• _Exercise goal_: Write each line out exactly, leaving none out.

==*==

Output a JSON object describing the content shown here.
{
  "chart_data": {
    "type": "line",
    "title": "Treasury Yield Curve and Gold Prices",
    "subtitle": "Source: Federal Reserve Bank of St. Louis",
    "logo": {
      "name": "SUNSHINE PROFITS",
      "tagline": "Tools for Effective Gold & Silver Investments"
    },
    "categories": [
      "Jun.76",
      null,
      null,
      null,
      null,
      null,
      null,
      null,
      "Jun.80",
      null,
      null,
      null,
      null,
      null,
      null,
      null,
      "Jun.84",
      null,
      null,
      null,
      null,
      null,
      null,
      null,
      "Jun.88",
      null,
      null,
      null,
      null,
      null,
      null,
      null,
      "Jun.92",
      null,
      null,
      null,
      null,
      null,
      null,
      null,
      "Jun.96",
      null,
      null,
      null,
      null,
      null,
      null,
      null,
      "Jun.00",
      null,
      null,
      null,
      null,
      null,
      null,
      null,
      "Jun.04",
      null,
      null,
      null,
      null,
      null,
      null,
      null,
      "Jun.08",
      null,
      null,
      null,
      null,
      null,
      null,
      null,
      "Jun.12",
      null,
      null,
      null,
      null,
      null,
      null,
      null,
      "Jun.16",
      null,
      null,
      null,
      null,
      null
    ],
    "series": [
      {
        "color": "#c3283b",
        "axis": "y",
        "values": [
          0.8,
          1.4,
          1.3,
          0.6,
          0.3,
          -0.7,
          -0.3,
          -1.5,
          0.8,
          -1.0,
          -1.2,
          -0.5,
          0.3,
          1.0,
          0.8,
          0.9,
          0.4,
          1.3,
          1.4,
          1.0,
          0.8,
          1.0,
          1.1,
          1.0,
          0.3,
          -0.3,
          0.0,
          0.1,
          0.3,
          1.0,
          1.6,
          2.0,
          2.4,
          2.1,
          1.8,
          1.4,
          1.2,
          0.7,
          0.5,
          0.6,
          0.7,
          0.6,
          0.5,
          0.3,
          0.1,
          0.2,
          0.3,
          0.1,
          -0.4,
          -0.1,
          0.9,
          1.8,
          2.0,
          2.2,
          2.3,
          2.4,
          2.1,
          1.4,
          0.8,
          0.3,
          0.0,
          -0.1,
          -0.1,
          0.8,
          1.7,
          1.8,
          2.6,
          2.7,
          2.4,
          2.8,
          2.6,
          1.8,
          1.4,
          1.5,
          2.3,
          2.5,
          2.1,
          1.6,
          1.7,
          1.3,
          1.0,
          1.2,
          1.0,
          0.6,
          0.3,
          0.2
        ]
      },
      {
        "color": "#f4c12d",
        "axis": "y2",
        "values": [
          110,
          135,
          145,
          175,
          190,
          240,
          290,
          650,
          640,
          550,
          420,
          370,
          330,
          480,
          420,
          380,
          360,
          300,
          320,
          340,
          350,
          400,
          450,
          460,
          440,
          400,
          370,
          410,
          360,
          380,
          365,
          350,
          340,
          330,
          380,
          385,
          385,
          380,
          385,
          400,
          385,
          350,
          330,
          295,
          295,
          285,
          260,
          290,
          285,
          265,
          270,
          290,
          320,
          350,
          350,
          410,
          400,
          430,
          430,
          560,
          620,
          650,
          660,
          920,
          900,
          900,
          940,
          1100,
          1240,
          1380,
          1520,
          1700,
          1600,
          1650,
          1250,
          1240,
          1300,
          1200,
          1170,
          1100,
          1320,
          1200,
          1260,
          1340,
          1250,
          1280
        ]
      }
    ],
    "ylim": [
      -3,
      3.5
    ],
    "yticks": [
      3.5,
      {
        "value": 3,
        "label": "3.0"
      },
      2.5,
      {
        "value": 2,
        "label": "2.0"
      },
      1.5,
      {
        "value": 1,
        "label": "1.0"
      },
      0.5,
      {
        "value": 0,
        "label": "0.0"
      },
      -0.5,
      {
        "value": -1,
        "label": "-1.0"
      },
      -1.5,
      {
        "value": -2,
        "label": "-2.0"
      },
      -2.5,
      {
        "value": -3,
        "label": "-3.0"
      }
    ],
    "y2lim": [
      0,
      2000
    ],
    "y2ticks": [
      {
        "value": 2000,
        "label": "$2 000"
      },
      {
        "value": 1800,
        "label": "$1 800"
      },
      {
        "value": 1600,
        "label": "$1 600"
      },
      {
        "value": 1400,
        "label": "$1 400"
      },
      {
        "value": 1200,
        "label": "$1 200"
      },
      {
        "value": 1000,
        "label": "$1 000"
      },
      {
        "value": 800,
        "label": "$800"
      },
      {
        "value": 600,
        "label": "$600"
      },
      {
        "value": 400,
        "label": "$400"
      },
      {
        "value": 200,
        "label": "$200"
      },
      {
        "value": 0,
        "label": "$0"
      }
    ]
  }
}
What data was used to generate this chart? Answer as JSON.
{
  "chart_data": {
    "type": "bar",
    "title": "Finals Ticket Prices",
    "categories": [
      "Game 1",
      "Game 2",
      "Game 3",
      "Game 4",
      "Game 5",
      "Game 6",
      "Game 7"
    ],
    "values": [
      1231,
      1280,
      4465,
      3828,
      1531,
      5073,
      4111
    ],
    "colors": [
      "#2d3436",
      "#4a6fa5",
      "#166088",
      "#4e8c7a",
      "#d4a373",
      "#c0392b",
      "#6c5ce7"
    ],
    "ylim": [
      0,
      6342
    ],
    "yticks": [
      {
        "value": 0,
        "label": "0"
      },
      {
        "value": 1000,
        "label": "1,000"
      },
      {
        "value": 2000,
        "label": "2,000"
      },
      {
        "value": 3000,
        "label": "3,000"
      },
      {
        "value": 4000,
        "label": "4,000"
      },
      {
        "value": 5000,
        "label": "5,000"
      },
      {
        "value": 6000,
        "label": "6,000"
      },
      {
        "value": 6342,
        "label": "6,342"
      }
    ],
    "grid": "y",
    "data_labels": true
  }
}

==*==

• _In response_:
Output a JSON object describing the content shown here.
{
  "chart_data": {
    "type": "line",
    "title": "Treasury Yield Curve and Gold Prices",
    "subtitle": "Source: Federal Reserve Bank of St. Louis",
    "logo": {
      "name": "SUNSHINE PROFITS",
      "tagline": "Tools for Effective Gold & Silver Investments"
    },
    "categories": [
      "Jun.76",
      null,
      null,
      null,
      null,
      null,
      null,
      null,
      "Jun.80",
      null,
      null,
      null,
      null,
      null,
      null,
      null,
      "Jun.84",
      null,
      null,
      null,
      null,
      null,
      null,
      null,
      "Jun.88",
      null,
      null,
      null,
      null,
      null,
      null,
      null,
      "Jun.92",
      null,
      null,
      null,
      null,
      null,
      null,
      null,
      "Jun.96",
      null,
      null,
      null,
      null,
      null,
      null,
      null,
      "Jun.00",
      null,
      null,
      null,
      null,
      null,
      null,
      null,
      "Jun.04",
      null,
      null,
      null,
      null,
      null,
      null,
      null,
      "Jun.08",
      null,
      null,
      null,
      null,
      null,
      null,
      null,
      "Jun.12",
      null,
      null,
      null,
      null,
      null,
      null,
      null,
      "Jun.16",
      null,
      null,
      null,
      null,
      null
    ],
    "series": [
      {
        "color": "#c3283b",
        "axis": "y",
        "values": [
          0.8,
          1.4,
          1.3,
          0.6,
          0.3,
          -0.7,
          -0.3,
          -1.5,
          0.8,
          -1.0,
          -1.2,
          -0.5,
          0.3,
          1.0,
          0.8,
          0.9,
          0.4,
          1.3,
          1.4,
          1.0,
          0.8,
          1.0,
          1.1,
          1.0,
          0.3,
          -0.3,
          0.0,
          0.1,
          0.3,
          1.0,
          1.6,
          2.0,
          2.4,
          2.1,
          1.8,
          1.4,
          1.2,
          0.7,
          0.5,
          0.6,
          0.7,
          0.6,
          0.5,
          0.3,
          0.1,
          0.2,
          0.3,
          0.1,
          -0.4,
          -0.1,
          0.9,
          1.8,
          2.0,
          2.2,
          2.3,
          2.4,
          2.1,
          1.4,
          0.8,
          0.3,
          0.0,
          -0.1,
          -0.1,
          0.8,
          1.7,
          1.8,
          2.6,
          2.7,
          2.4,
          2.8,
          2.6,
          1.8,
          1.4,
          1.5,
          2.3,
          2.5,
          2.1,
          1.6,
          1.7,
          1.3,
          1.0,
          1.2,
          1.0,
          0.6,
          0.3,
          0.2
        ]
      },
      {
        "color": "#f4c12d",
        "axis": "y2",
        "values": [
          110,
          135,
          145,
          175,
          190,
          240,
          290,
          650,
          640,
          550,
          420,
          370,
          330,
          480,
          420,
          380,
          360,
          300,
          320,
          340,
          350,
          400,
          450,
          460,
          440,
          400,
          370,
          410,
          360,
          380,
          365,
          350,
          340,
          330,
          380,
          385,
          385,
          380,
          385,
          400,
          385,
          350,
          330,
          295,
          295,
          285,
          260,
          290,
          285,
          265,
          270,
          290,
          320,
          350,
          350,
          410,
          400,
          430,
          430,
          560,
          620,
          650,
          660,
          920,
          900,
          900,
          940,
          1100,
          1240,
          1380,
          1520,
          1700,
          1600,
          1650,
          1250,
          1240,
          1300,
          1200,
          1170,
          1100,
          1320,
          1200,
          1260,
          1340,
          1250,
          1280
        ]
      }
    ],
    "ylim": [
      -3,
      3.5
    ],
    "yticks": [
      3.5,
      {
        "value": 3,
        "label": "3.0"
      },
      2.5,
      {
        "value": 2,
        "label": "2.0"
      },
      1.5,
      {
        "value": 1,
        "label": "1.0"
      },
      0.5,
      {
        "value": 0,
        "label": "0.0"
      },
      -0.5,
      {
        "value": -1,
        "label": "-1.0"
      },
      -1.5,
      {
        "value": -2,
        "label": "-2.0"
      },
      -2.5,
      {
        "value": -3,
        "label": "-3.0"
      }
    ],
    "y2lim": [
      0,
      2000
    ],
    "y2ticks": [
      {
        "value": 2000,
        "label": "$2 000"
      },
      {
        "value": 1800,
        "label": "$1 800"
      },
      {
        "value": 1600,
        "label": "$1 600"
      },
      {
        "value": 1400,
        "label": "$1 400"
      },
      {
        "value": 1200,
        "label": "$1 200"
      },
      {
        "value": 1000,
        "label": "$1 000"
      },
      {
        "value": 800,
        "label": "$800"
      },
      {
        "value": 600,
        "label": "$600"
      },
      {
        "value": 400,
        "label": "$400"
      },
      {
        "value": 200,
        "label": "$200"
      },
      {
        "value": 0,
        "label": "$0"
      }
    ]
  }
}
What data was used to generate this chart? Answer as JSON.
{
  "chart_data": {
    "type": "bar",
    "title": "Finals Ticket Prices",
    "categories": [
      "Game 1",
      "Game 2",
      "Game 3",
      "Game 4",
      "Game 5",
      "Game 6",
      "Game 7"
    ],
    "values": [
      1231,
      1280,
      4465,
      3828,
      1531,
      5073,
      4111
    ],
    "colors": [
      "#2d3436",
      "#4a6fa5",
      "#166088",
      "#4e8c7a",
      "#d4a373",
      "#c0392b",
      "#6c5ce7"
    ],
    "ylim": [
      0,
      6342
    ],
    "yticks": [
      {
        "value": 0,
        "label": "0"
      },
      {
        "value": 1000,
        "label": "1,000"
      },
      {
        "value": 2000,
        "label": "2,000"
      },
      {
        "value": 3000,
        "label": "3,000"
      },
      {
        "value": 4000,
        "label": "4,000"
      },
      {
        "value": 5000,
        "label": "5,000"
      },
      {
        "value": 6000,
        "label": "6,000"
      },
      {
        "value": 6342,
        "label": "6,342"
      }
    ],
    "grid": "y",
    "data_labels": true
  }
}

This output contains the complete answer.